(STATED GOAL) Write out each line from the data below that includes the word "взуття".

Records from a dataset
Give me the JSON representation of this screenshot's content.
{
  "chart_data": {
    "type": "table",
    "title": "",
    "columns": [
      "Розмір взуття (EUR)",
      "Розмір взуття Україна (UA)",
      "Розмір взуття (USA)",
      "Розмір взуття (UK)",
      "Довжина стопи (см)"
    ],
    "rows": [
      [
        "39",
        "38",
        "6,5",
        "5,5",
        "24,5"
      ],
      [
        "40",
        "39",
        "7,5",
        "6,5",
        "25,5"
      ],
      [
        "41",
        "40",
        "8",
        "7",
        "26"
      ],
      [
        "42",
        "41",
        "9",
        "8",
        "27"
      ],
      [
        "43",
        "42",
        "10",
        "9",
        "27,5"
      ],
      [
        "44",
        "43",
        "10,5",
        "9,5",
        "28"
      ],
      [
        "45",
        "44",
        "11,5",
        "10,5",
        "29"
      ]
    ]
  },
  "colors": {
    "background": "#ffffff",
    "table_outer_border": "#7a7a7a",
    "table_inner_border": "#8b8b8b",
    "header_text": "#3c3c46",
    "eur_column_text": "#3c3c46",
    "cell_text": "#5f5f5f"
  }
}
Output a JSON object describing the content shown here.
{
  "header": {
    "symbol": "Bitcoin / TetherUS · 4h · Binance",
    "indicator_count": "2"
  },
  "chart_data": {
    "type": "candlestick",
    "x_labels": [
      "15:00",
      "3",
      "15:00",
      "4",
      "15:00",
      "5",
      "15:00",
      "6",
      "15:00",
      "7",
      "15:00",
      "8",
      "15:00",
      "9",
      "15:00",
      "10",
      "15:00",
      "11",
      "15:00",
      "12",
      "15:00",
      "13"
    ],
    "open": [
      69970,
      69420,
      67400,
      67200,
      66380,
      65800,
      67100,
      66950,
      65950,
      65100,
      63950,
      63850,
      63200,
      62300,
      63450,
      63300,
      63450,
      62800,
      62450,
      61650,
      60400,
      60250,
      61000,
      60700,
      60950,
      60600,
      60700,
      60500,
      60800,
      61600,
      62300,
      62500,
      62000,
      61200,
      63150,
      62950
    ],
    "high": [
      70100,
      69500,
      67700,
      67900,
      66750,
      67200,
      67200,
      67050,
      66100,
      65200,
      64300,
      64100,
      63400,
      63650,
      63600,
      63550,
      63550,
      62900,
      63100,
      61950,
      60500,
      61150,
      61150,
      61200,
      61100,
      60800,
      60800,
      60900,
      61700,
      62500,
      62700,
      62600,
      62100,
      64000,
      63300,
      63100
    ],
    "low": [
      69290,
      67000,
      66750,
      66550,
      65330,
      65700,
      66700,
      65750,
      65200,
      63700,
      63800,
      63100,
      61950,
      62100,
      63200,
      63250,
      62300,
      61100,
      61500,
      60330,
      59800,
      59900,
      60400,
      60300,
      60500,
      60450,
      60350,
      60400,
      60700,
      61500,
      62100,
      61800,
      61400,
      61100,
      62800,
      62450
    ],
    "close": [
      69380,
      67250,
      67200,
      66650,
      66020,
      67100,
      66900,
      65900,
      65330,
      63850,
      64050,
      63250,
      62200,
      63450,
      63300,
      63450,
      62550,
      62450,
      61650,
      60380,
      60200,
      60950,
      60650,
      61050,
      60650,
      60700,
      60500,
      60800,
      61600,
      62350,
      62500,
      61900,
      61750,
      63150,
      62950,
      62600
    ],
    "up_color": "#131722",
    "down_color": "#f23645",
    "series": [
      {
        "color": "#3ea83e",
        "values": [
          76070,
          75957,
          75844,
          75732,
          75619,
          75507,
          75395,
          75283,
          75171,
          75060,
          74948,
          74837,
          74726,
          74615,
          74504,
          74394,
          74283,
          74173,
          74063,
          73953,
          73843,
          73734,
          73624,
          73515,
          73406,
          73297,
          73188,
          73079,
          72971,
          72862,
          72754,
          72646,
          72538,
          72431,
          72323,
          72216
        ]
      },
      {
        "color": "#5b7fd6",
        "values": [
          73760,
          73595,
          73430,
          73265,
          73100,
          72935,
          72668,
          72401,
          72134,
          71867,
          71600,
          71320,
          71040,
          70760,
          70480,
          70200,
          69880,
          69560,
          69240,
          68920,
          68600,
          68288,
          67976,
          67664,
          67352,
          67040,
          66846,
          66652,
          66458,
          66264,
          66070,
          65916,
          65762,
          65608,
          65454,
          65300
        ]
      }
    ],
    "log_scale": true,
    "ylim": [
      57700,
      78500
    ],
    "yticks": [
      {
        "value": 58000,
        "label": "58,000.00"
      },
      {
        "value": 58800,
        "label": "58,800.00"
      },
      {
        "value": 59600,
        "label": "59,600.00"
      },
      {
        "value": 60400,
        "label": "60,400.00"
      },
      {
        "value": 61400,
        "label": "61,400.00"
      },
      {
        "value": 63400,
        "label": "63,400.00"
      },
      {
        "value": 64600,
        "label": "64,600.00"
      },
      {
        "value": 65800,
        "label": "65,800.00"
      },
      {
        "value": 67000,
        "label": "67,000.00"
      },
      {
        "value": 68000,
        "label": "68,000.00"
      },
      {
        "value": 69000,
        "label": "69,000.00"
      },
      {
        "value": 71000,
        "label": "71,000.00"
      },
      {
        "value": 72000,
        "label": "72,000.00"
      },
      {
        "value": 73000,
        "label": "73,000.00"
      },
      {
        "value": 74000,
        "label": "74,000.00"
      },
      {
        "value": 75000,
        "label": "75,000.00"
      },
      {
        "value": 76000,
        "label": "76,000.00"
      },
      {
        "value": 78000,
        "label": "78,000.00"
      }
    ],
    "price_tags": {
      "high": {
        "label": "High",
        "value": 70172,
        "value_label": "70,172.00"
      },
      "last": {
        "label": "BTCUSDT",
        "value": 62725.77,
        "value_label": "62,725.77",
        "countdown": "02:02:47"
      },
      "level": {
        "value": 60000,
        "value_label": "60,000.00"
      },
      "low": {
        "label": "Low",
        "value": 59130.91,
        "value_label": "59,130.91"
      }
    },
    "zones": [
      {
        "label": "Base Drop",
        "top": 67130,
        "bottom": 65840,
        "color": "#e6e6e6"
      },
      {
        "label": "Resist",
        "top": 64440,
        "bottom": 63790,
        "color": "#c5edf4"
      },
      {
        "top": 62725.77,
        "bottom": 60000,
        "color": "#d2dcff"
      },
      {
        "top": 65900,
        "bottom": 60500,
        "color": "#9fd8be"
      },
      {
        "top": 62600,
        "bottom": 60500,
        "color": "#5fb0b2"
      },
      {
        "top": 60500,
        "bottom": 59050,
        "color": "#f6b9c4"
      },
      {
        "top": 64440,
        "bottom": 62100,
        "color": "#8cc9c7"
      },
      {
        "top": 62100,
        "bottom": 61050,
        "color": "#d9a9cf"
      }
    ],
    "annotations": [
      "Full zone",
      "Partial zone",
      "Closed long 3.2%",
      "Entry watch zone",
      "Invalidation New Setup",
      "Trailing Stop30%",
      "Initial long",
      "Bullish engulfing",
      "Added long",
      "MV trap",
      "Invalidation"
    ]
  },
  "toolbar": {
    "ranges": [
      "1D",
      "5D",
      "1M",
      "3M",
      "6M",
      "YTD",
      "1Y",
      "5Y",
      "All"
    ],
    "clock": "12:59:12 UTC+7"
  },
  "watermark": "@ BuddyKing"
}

(CORRECT RESULT)
      "Розмір взуття (EUR)",
      "Розмір взуття Україна (UA)",
      "Розмір взуття (USA)",
      "Розмір взуття (UK)",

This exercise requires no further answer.